Exercise | Wherever the word "color" turns up in a line of the entries, copy that line.

Begin

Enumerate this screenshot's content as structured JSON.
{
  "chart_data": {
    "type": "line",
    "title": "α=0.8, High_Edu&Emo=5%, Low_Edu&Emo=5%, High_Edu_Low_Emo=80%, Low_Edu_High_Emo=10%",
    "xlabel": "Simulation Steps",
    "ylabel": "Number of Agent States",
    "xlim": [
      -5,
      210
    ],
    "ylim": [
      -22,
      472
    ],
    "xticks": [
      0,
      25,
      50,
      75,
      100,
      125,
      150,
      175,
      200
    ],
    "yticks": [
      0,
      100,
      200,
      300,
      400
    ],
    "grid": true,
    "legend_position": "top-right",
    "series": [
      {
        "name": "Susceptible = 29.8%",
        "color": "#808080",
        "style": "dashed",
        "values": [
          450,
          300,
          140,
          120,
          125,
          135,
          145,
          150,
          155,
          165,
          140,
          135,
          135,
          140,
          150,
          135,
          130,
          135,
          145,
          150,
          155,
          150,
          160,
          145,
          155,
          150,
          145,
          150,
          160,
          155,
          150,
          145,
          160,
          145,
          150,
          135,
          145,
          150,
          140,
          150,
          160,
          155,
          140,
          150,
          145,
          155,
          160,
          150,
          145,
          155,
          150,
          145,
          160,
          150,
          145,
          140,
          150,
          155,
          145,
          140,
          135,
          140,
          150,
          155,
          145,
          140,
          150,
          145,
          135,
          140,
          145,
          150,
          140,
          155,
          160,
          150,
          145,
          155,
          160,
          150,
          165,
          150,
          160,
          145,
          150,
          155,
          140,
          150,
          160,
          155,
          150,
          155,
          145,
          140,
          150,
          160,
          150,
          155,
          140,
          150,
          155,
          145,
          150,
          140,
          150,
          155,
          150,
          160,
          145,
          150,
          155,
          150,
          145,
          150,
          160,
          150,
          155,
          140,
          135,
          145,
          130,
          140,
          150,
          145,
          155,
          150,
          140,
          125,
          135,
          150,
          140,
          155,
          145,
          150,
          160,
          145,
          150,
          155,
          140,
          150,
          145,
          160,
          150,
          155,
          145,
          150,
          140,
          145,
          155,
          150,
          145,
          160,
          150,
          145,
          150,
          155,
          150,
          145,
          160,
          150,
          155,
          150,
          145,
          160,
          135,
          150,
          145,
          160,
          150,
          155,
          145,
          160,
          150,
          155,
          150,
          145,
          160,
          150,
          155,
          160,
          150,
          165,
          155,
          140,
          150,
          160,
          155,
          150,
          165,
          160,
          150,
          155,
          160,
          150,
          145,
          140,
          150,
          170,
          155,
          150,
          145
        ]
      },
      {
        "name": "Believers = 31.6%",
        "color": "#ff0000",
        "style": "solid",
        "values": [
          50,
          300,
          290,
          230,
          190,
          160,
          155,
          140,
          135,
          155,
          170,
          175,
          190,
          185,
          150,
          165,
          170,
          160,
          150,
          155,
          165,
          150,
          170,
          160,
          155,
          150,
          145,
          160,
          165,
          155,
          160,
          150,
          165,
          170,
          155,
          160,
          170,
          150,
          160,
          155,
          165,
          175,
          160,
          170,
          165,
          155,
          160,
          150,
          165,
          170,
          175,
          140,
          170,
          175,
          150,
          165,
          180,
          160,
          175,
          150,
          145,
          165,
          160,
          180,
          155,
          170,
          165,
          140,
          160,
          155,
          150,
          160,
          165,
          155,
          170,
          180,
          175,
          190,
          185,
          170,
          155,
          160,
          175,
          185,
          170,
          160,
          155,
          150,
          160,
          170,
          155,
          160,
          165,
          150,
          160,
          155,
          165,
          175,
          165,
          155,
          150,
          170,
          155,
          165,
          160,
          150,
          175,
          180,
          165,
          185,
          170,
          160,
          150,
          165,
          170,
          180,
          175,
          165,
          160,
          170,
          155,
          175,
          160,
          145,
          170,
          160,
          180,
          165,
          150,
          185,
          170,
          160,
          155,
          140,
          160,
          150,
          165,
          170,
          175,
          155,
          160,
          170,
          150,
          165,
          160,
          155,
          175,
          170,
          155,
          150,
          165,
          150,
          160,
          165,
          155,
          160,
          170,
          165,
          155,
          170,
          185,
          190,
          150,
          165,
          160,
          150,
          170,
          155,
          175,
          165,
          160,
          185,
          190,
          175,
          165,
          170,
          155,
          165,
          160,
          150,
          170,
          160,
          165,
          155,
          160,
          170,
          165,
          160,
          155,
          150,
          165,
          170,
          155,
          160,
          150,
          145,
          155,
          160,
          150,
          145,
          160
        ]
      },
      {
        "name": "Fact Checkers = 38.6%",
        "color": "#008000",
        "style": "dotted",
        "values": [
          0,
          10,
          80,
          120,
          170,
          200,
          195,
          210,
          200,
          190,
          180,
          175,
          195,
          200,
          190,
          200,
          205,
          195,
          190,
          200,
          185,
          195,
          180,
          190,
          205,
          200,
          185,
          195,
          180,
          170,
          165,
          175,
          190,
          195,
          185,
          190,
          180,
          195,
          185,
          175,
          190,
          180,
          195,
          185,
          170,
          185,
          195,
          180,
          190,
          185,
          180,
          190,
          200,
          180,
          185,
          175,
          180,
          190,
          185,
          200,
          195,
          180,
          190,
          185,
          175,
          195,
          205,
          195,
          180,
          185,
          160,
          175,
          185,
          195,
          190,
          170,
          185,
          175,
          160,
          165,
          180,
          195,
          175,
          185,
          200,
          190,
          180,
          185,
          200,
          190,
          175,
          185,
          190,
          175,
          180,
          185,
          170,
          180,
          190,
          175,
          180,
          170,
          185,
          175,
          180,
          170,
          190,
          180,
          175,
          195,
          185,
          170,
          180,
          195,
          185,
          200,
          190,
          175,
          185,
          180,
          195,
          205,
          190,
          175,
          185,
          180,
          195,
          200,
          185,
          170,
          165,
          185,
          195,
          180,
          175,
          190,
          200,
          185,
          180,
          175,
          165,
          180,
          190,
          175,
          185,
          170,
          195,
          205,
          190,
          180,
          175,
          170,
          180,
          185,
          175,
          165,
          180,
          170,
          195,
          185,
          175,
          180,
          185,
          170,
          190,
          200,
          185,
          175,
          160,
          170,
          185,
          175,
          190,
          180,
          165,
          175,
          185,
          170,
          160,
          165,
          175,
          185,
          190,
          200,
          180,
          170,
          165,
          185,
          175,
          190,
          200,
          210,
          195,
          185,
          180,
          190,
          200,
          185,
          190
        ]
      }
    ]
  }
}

End

Correct response |
        "color": "#808080",
        "color": "#ff0000",
        "color": "#008000",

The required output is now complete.